§ **EXTRACTED MATERIAL**:
-- start --
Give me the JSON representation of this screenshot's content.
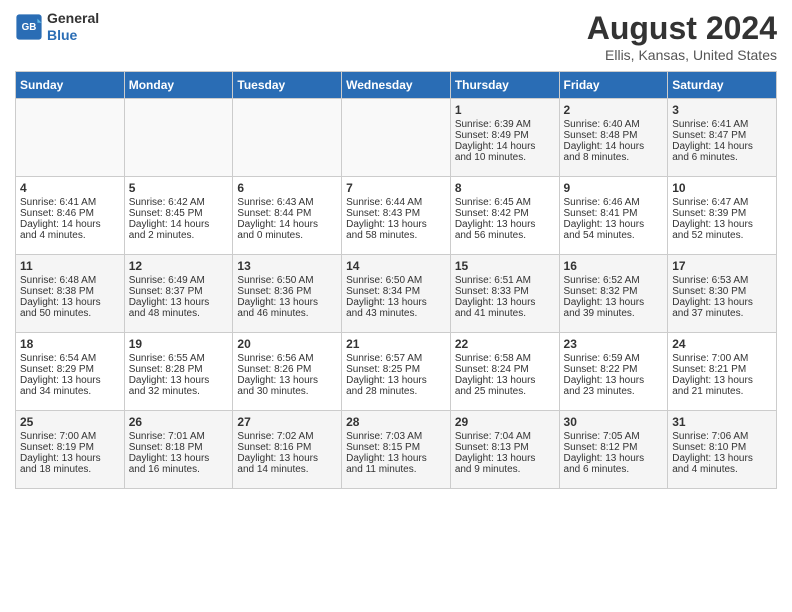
{
  "header": {
    "logo_line1": "General",
    "logo_line2": "Blue",
    "month": "August 2024",
    "location": "Ellis, Kansas, United States"
  },
  "days_of_week": [
    "Sunday",
    "Monday",
    "Tuesday",
    "Wednesday",
    "Thursday",
    "Friday",
    "Saturday"
  ],
  "weeks": [
    [
      {
        "day": "",
        "sunrise": "",
        "sunset": "",
        "daylight": ""
      },
      {
        "day": "",
        "sunrise": "",
        "sunset": "",
        "daylight": ""
      },
      {
        "day": "",
        "sunrise": "",
        "sunset": "",
        "daylight": ""
      },
      {
        "day": "",
        "sunrise": "",
        "sunset": "",
        "daylight": ""
      },
      {
        "day": "1",
        "sunrise": "Sunrise: 6:39 AM",
        "sunset": "Sunset: 8:49 PM",
        "daylight": "Daylight: 14 hours and 10 minutes."
      },
      {
        "day": "2",
        "sunrise": "Sunrise: 6:40 AM",
        "sunset": "Sunset: 8:48 PM",
        "daylight": "Daylight: 14 hours and 8 minutes."
      },
      {
        "day": "3",
        "sunrise": "Sunrise: 6:41 AM",
        "sunset": "Sunset: 8:47 PM",
        "daylight": "Daylight: 14 hours and 6 minutes."
      }
    ],
    [
      {
        "day": "4",
        "sunrise": "Sunrise: 6:41 AM",
        "sunset": "Sunset: 8:46 PM",
        "daylight": "Daylight: 14 hours and 4 minutes."
      },
      {
        "day": "5",
        "sunrise": "Sunrise: 6:42 AM",
        "sunset": "Sunset: 8:45 PM",
        "daylight": "Daylight: 14 hours and 2 minutes."
      },
      {
        "day": "6",
        "sunrise": "Sunrise: 6:43 AM",
        "sunset": "Sunset: 8:44 PM",
        "daylight": "Daylight: 14 hours and 0 minutes."
      },
      {
        "day": "7",
        "sunrise": "Sunrise: 6:44 AM",
        "sunset": "Sunset: 8:43 PM",
        "daylight": "Daylight: 13 hours and 58 minutes."
      },
      {
        "day": "8",
        "sunrise": "Sunrise: 6:45 AM",
        "sunset": "Sunset: 8:42 PM",
        "daylight": "Daylight: 13 hours and 56 minutes."
      },
      {
        "day": "9",
        "sunrise": "Sunrise: 6:46 AM",
        "sunset": "Sunset: 8:41 PM",
        "daylight": "Daylight: 13 hours and 54 minutes."
      },
      {
        "day": "10",
        "sunrise": "Sunrise: 6:47 AM",
        "sunset": "Sunset: 8:39 PM",
        "daylight": "Daylight: 13 hours and 52 minutes."
      }
    ],
    [
      {
        "day": "11",
        "sunrise": "Sunrise: 6:48 AM",
        "sunset": "Sunset: 8:38 PM",
        "daylight": "Daylight: 13 hours and 50 minutes."
      },
      {
        "day": "12",
        "sunrise": "Sunrise: 6:49 AM",
        "sunset": "Sunset: 8:37 PM",
        "daylight": "Daylight: 13 hours and 48 minutes."
      },
      {
        "day": "13",
        "sunrise": "Sunrise: 6:50 AM",
        "sunset": "Sunset: 8:36 PM",
        "daylight": "Daylight: 13 hours and 46 minutes."
      },
      {
        "day": "14",
        "sunrise": "Sunrise: 6:50 AM",
        "sunset": "Sunset: 8:34 PM",
        "daylight": "Daylight: 13 hours and 43 minutes."
      },
      {
        "day": "15",
        "sunrise": "Sunrise: 6:51 AM",
        "sunset": "Sunset: 8:33 PM",
        "daylight": "Daylight: 13 hours and 41 minutes."
      },
      {
        "day": "16",
        "sunrise": "Sunrise: 6:52 AM",
        "sunset": "Sunset: 8:32 PM",
        "daylight": "Daylight: 13 hours and 39 minutes."
      },
      {
        "day": "17",
        "sunrise": "Sunrise: 6:53 AM",
        "sunset": "Sunset: 8:30 PM",
        "daylight": "Daylight: 13 hours and 37 minutes."
      }
    ],
    [
      {
        "day": "18",
        "sunrise": "Sunrise: 6:54 AM",
        "sunset": "Sunset: 8:29 PM",
        "daylight": "Daylight: 13 hours and 34 minutes."
      },
      {
        "day": "19",
        "sunrise": "Sunrise: 6:55 AM",
        "sunset": "Sunset: 8:28 PM",
        "daylight": "Daylight: 13 hours and 32 minutes."
      },
      {
        "day": "20",
        "sunrise": "Sunrise: 6:56 AM",
        "sunset": "Sunset: 8:26 PM",
        "daylight": "Daylight: 13 hours and 30 minutes."
      },
      {
        "day": "21",
        "sunrise": "Sunrise: 6:57 AM",
        "sunset": "Sunset: 8:25 PM",
        "daylight": "Daylight: 13 hours and 28 minutes."
      },
      {
        "day": "22",
        "sunrise": "Sunrise: 6:58 AM",
        "sunset": "Sunset: 8:24 PM",
        "daylight": "Daylight: 13 hours and 25 minutes."
      },
      {
        "day": "23",
        "sunrise": "Sunrise: 6:59 AM",
        "sunset": "Sunset: 8:22 PM",
        "daylight": "Daylight: 13 hours and 23 minutes."
      },
      {
        "day": "24",
        "sunrise": "Sunrise: 7:00 AM",
        "sunset": "Sunset: 8:21 PM",
        "daylight": "Daylight: 13 hours and 21 minutes."
      }
    ],
    [
      {
        "day": "25",
        "sunrise": "Sunrise: 7:00 AM",
        "sunset": "Sunset: 8:19 PM",
        "daylight": "Daylight: 13 hours and 18 minutes."
      },
      {
        "day": "26",
        "sunrise": "Sunrise: 7:01 AM",
        "sunset": "Sunset: 8:18 PM",
        "daylight": "Daylight: 13 hours and 16 minutes."
      },
      {
        "day": "27",
        "sunrise": "Sunrise: 7:02 AM",
        "sunset": "Sunset: 8:16 PM",
        "daylight": "Daylight: 13 hours and 14 minutes."
      },
      {
        "day": "28",
        "sunrise": "Sunrise: 7:03 AM",
        "sunset": "Sunset: 8:15 PM",
        "daylight": "Daylight: 13 hours and 11 minutes."
      },
      {
        "day": "29",
        "sunrise": "Sunrise: 7:04 AM",
        "sunset": "Sunset: 8:13 PM",
        "daylight": "Daylight: 13 hours and 9 minutes."
      },
      {
        "day": "30",
        "sunrise": "Sunrise: 7:05 AM",
        "sunset": "Sunset: 8:12 PM",
        "daylight": "Daylight: 13 hours and 6 minutes."
      },
      {
        "day": "31",
        "sunrise": "Sunrise: 7:06 AM",
        "sunset": "Sunset: 8:10 PM",
        "daylight": "Daylight: 13 hours and 4 minutes."
      }
    ]
  ]
}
-- end --
§ **WHAT NEEDS TO BE DONE**:
Without including any pictures, output all the entries above exactly.

§ **OUTPUT FOR THIS EXERCISE**:
Give me the JSON representation of this screenshot's content.
{
  "header": {
    "logo_line1": "General",
    "logo_line2": "Blue",
    "month": "August 2024",
    "location": "Ellis, Kansas, United States"
  },
  "days_of_week": [
    "Sunday",
    "Monday",
    "Tuesday",
    "Wednesday",
    "Thursday",
    "Friday",
    "Saturday"
  ],
  "weeks": [
    [
      {
        "day": "",
        "sunrise": "",
        "sunset": "",
        "daylight": ""
      },
      {
        "day": "",
        "sunrise": "",
        "sunset": "",
        "daylight": ""
      },
      {
        "day": "",
        "sunrise": "",
        "sunset": "",
        "daylight": ""
      },
      {
        "day": "",
        "sunrise": "",
        "sunset": "",
        "daylight": ""
      },
      {
        "day": "1",
        "sunrise": "Sunrise: 6:39 AM",
        "sunset": "Sunset: 8:49 PM",
        "daylight": "Daylight: 14 hours and 10 minutes."
      },
      {
        "day": "2",
        "sunrise": "Sunrise: 6:40 AM",
        "sunset": "Sunset: 8:48 PM",
        "daylight": "Daylight: 14 hours and 8 minutes."
      },
      {
        "day": "3",
        "sunrise": "Sunrise: 6:41 AM",
        "sunset": "Sunset: 8:47 PM",
        "daylight": "Daylight: 14 hours and 6 minutes."
      }
    ],
    [
      {
        "day": "4",
        "sunrise": "Sunrise: 6:41 AM",
        "sunset": "Sunset: 8:46 PM",
        "daylight": "Daylight: 14 hours and 4 minutes."
      },
      {
        "day": "5",
        "sunrise": "Sunrise: 6:42 AM",
        "sunset": "Sunset: 8:45 PM",
        "daylight": "Daylight: 14 hours and 2 minutes."
      },
      {
        "day": "6",
        "sunrise": "Sunrise: 6:43 AM",
        "sunset": "Sunset: 8:44 PM",
        "daylight": "Daylight: 14 hours and 0 minutes."
      },
      {
        "day": "7",
        "sunrise": "Sunrise: 6:44 AM",
        "sunset": "Sunset: 8:43 PM",
        "daylight": "Daylight: 13 hours and 58 minutes."
      },
      {
        "day": "8",
        "sunrise": "Sunrise: 6:45 AM",
        "sunset": "Sunset: 8:42 PM",
        "daylight": "Daylight: 13 hours and 56 minutes."
      },
      {
        "day": "9",
        "sunrise": "Sunrise: 6:46 AM",
        "sunset": "Sunset: 8:41 PM",
        "daylight": "Daylight: 13 hours and 54 minutes."
      },
      {
        "day": "10",
        "sunrise": "Sunrise: 6:47 AM",
        "sunset": "Sunset: 8:39 PM",
        "daylight": "Daylight: 13 hours and 52 minutes."
      }
    ],
    [
      {
        "day": "11",
        "sunrise": "Sunrise: 6:48 AM",
        "sunset": "Sunset: 8:38 PM",
        "daylight": "Daylight: 13 hours and 50 minutes."
      },
      {
        "day": "12",
        "sunrise": "Sunrise: 6:49 AM",
        "sunset": "Sunset: 8:37 PM",
        "daylight": "Daylight: 13 hours and 48 minutes."
      },
      {
        "day": "13",
        "sunrise": "Sunrise: 6:50 AM",
        "sunset": "Sunset: 8:36 PM",
        "daylight": "Daylight: 13 hours and 46 minutes."
      },
      {
        "day": "14",
        "sunrise": "Sunrise: 6:50 AM",
        "sunset": "Sunset: 8:34 PM",
        "daylight": "Daylight: 13 hours and 43 minutes."
      },
      {
        "day": "15",
        "sunrise": "Sunrise: 6:51 AM",
        "sunset": "Sunset: 8:33 PM",
        "daylight": "Daylight: 13 hours and 41 minutes."
      },
      {
        "day": "16",
        "sunrise": "Sunrise: 6:52 AM",
        "sunset": "Sunset: 8:32 PM",
        "daylight": "Daylight: 13 hours and 39 minutes."
      },
      {
        "day": "17",
        "sunrise": "Sunrise: 6:53 AM",
        "sunset": "Sunset: 8:30 PM",
        "daylight": "Daylight: 13 hours and 37 minutes."
      }
    ],
    [
      {
        "day": "18",
        "sunrise": "Sunrise: 6:54 AM",
        "sunset": "Sunset: 8:29 PM",
        "daylight": "Daylight: 13 hours and 34 minutes."
      },
      {
        "day": "19",
        "sunrise": "Sunrise: 6:55 AM",
        "sunset": "Sunset: 8:28 PM",
        "daylight": "Daylight: 13 hours and 32 minutes."
      },
      {
        "day": "20",
        "sunrise": "Sunrise: 6:56 AM",
        "sunset": "Sunset: 8:26 PM",
        "daylight": "Daylight: 13 hours and 30 minutes."
      },
      {
        "day": "21",
        "sunrise": "Sunrise: 6:57 AM",
        "sunset": "Sunset: 8:25 PM",
        "daylight": "Daylight: 13 hours and 28 minutes."
      },
      {
        "day": "22",
        "sunrise": "Sunrise: 6:58 AM",
        "sunset": "Sunset: 8:24 PM",
        "daylight": "Daylight: 13 hours and 25 minutes."
      },
      {
        "day": "23",
        "sunrise": "Sunrise: 6:59 AM",
        "sunset": "Sunset: 8:22 PM",
        "daylight": "Daylight: 13 hours and 23 minutes."
      },
      {
        "day": "24",
        "sunrise": "Sunrise: 7:00 AM",
        "sunset": "Sunset: 8:21 PM",
        "daylight": "Daylight: 13 hours and 21 minutes."
      }
    ],
    [
      {
        "day": "25",
        "sunrise": "Sunrise: 7:00 AM",
        "sunset": "Sunset: 8:19 PM",
        "daylight": "Daylight: 13 hours and 18 minutes."
      },
      {
        "day": "26",
        "sunrise": "Sunrise: 7:01 AM",
        "sunset": "Sunset: 8:18 PM",
        "daylight": "Daylight: 13 hours and 16 minutes."
      },
      {
        "day": "27",
        "sunrise": "Sunrise: 7:02 AM",
        "sunset": "Sunset: 8:16 PM",
        "daylight": "Daylight: 13 hours and 14 minutes."
      },
      {
        "day": "28",
        "sunrise": "Sunrise: 7:03 AM",
        "sunset": "Sunset: 8:15 PM",
        "daylight": "Daylight: 13 hours and 11 minutes."
      },
      {
        "day": "29",
        "sunrise": "Sunrise: 7:04 AM",
        "sunset": "Sunset: 8:13 PM",
        "daylight": "Daylight: 13 hours and 9 minutes."
      },
      {
        "day": "30",
        "sunrise": "Sunrise: 7:05 AM",
        "sunset": "Sunset: 8:12 PM",
        "daylight": "Daylight: 13 hours and 6 minutes."
      },
      {
        "day": "31",
        "sunrise": "Sunrise: 7:06 AM",
        "sunset": "Sunset: 8:10 PM",
        "daylight": "Daylight: 13 hours and 4 minutes."
      }
    ]
  ]
}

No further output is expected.